▶ [Stored rows]:

* start *

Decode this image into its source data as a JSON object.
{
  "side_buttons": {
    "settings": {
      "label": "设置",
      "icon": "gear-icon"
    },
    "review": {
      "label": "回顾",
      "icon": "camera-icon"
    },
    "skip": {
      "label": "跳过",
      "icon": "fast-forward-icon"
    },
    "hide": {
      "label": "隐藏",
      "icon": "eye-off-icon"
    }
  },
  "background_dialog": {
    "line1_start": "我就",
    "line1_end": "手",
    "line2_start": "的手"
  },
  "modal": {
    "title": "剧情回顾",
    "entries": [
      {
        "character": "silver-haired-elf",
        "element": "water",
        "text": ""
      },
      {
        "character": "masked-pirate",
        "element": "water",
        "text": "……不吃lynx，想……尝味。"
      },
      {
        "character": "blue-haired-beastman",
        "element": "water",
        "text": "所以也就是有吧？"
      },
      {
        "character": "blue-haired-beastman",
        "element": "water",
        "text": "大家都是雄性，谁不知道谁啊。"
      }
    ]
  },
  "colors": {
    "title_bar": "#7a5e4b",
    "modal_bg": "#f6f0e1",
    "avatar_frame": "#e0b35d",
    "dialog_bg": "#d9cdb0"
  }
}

* end *
* start *

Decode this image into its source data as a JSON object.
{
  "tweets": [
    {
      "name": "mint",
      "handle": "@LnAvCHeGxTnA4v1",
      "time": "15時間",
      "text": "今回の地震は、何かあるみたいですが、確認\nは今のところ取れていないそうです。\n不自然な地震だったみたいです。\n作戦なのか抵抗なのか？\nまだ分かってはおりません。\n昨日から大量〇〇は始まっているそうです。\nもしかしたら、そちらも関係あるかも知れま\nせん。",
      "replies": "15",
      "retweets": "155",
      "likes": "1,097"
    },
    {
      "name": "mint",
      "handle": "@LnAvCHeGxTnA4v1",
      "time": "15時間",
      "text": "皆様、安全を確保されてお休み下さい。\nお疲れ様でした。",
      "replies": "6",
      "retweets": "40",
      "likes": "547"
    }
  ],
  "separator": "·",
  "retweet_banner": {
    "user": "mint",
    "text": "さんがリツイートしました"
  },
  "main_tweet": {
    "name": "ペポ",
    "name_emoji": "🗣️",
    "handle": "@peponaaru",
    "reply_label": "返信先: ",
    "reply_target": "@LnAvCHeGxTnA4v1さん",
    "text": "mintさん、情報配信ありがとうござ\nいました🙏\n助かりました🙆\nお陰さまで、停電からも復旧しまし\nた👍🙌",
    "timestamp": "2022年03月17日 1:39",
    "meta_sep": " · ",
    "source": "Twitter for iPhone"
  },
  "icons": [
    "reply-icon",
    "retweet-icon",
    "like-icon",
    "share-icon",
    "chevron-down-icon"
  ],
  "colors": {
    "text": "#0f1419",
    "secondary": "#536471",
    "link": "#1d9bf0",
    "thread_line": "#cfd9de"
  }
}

* end *

▶ [Instructions for the task]: Return only the number of lines in the data that contain "character".

▶ [Exercise output]: 4